Task material:
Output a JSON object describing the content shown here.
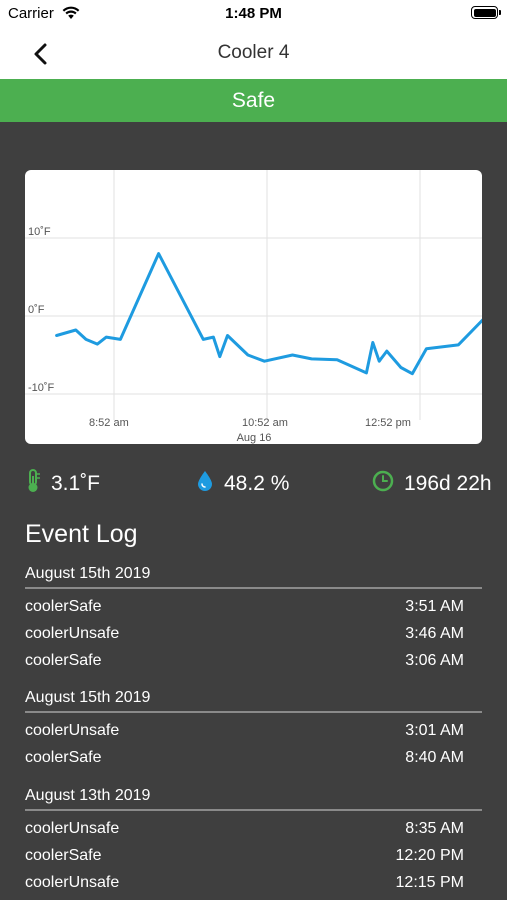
{
  "status_bar": {
    "carrier": "Carrier",
    "time": "1:48 PM"
  },
  "nav": {
    "title": "Cooler 4"
  },
  "banner": {
    "label": "Safe",
    "color": "#4caf50"
  },
  "chart_data": {
    "type": "line",
    "ylabel": "",
    "xlabel": "",
    "ylim": [
      -12,
      20
    ],
    "y_ticks": [
      "-10˚F",
      "0˚F",
      "10˚F"
    ],
    "x_ticks": [
      "8:52 am",
      "10:52 am",
      "12:52 pm"
    ],
    "x_sub_label": "Aug 16",
    "series": [
      {
        "color": "#1e9be0",
        "points": [
          [
            "8:07",
            -2.5
          ],
          [
            "8:22",
            -1.8
          ],
          [
            "8:30",
            -3.0
          ],
          [
            "8:39",
            -3.6
          ],
          [
            "8:46",
            -2.7
          ],
          [
            "8:57",
            -3.0
          ],
          [
            "9:27",
            8.0
          ],
          [
            "10:02",
            -3.0
          ],
          [
            "10:10",
            -2.7
          ],
          [
            "10:15",
            -5.2
          ],
          [
            "10:21",
            -2.5
          ],
          [
            "10:37",
            -5.0
          ],
          [
            "10:50",
            -5.8
          ],
          [
            "11:12",
            -5.0
          ],
          [
            "11:27",
            -5.5
          ],
          [
            "11:47",
            -5.6
          ],
          [
            "12:10",
            -7.3
          ],
          [
            "12:15",
            -3.4
          ],
          [
            "12:20",
            -5.8
          ],
          [
            "12:26",
            -4.5
          ],
          [
            "12:37",
            -6.6
          ],
          [
            "12:46",
            -7.4
          ],
          [
            "12:57",
            -4.2
          ],
          [
            "13:22",
            -3.7
          ],
          [
            "14:02",
            3.0
          ]
        ]
      }
    ]
  },
  "stats": {
    "temperature": "3.1˚F",
    "humidity": "48.2 %",
    "uptime": "196d 22h",
    "icons": {
      "temperature": "thermometer-icon",
      "humidity": "droplet-icon",
      "uptime": "clock-icon"
    },
    "colors": {
      "temperature": "#4caf50",
      "humidity": "#1e9be0",
      "uptime": "#4caf50"
    }
  },
  "event_log": {
    "title": "Event Log",
    "days": [
      {
        "date": "August 15th 2019",
        "events": [
          {
            "name": "coolerSafe",
            "time": "3:51 AM"
          },
          {
            "name": "coolerUnsafe",
            "time": "3:46 AM"
          },
          {
            "name": "coolerSafe",
            "time": "3:06 AM"
          }
        ]
      },
      {
        "date": "August 15th 2019",
        "events": [
          {
            "name": "coolerUnsafe",
            "time": "3:01 AM"
          },
          {
            "name": "coolerSafe",
            "time": "8:40 AM"
          }
        ]
      },
      {
        "date": "August 13th 2019",
        "events": [
          {
            "name": "coolerUnsafe",
            "time": "8:35 AM"
          },
          {
            "name": "coolerSafe",
            "time": "12:20 PM"
          },
          {
            "name": "coolerUnsafe",
            "time": "12:15 PM"
          }
        ]
      }
    ]
  }
}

Problem to work on:
Scan the entries above. Copy each line that has the string "humidity".

The reply:
    "humidity": "48.2 %",
      "humidity": "droplet-icon",
      "humidity": "#1e9be0",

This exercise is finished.